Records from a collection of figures

+--

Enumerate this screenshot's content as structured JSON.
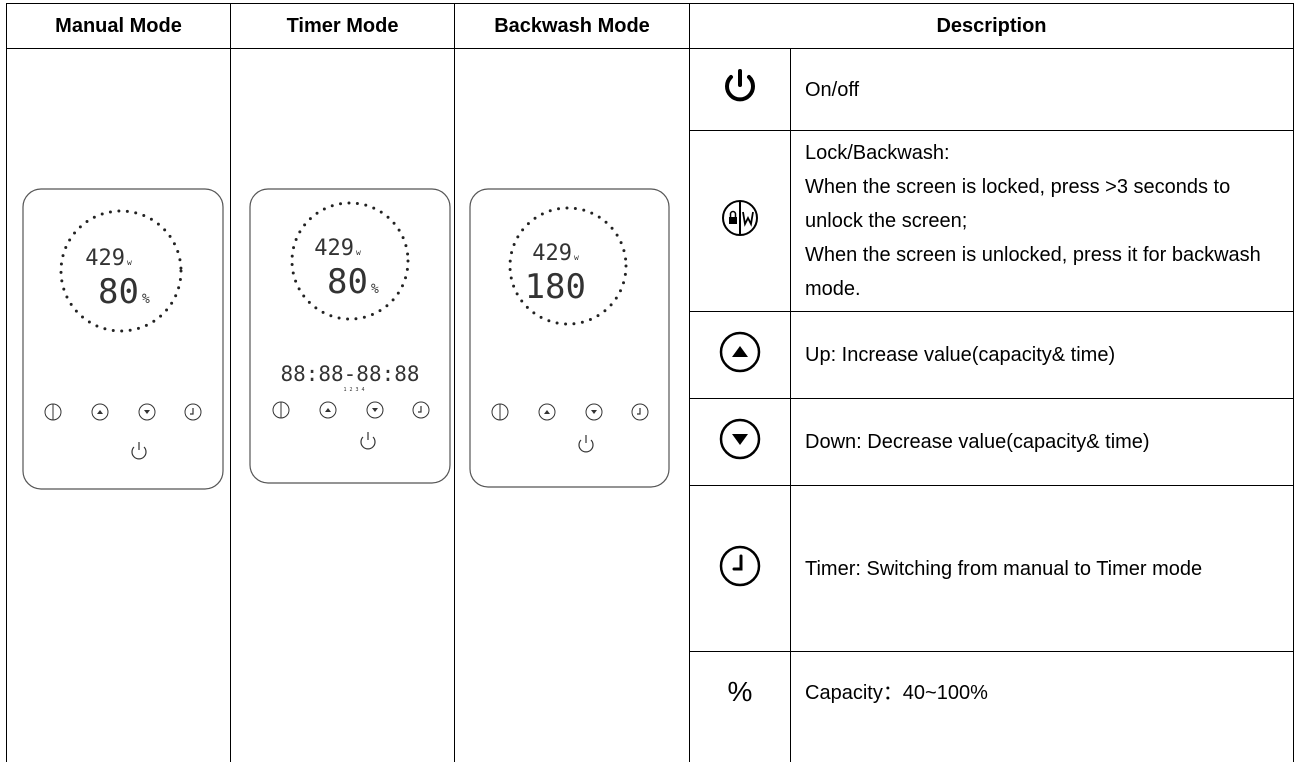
{
  "header": {
    "columns": [
      "Manual Mode",
      "Timer Mode",
      "Backwash Mode",
      "Description"
    ]
  },
  "devices": [
    {
      "display_top": "429",
      "display_top_unit": "w",
      "display_bottom": "80",
      "display_bottom_unit": "%"
    },
    {
      "display_top": "429",
      "display_top_unit": "w",
      "display_bottom": "80",
      "display_bottom_unit": "%",
      "timer": "88:88-88:88",
      "timer_slots": "1 2 3 4"
    },
    {
      "display_top": "429",
      "display_top_unit": "w",
      "display_bottom": "180"
    }
  ],
  "rows": [
    {
      "icon": "power",
      "text": "On/off"
    },
    {
      "icon": "lock",
      "lines": [
        "Lock/Backwash:",
        "When the screen is locked, press >3 seconds to unlock the screen;",
        "When the screen is unlocked, press it for backwash mode."
      ]
    },
    {
      "icon": "up",
      "text": "Up: Increase value(capacity& time)"
    },
    {
      "icon": "down",
      "text": "Down: Decrease value(capacity& time)"
    },
    {
      "icon": "clock",
      "text": "Timer: Switching from manual to Timer mode"
    },
    {
      "symbol": "%",
      "text": "Capacity：40~100%"
    }
  ]
}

+--

» Your goal: Go through the entries and return each line where the word "value" appears.

» The solution:
      "text": "Up: Increase value(capacity& time)"
      "text": "Down: Decrease value(capacity& time)"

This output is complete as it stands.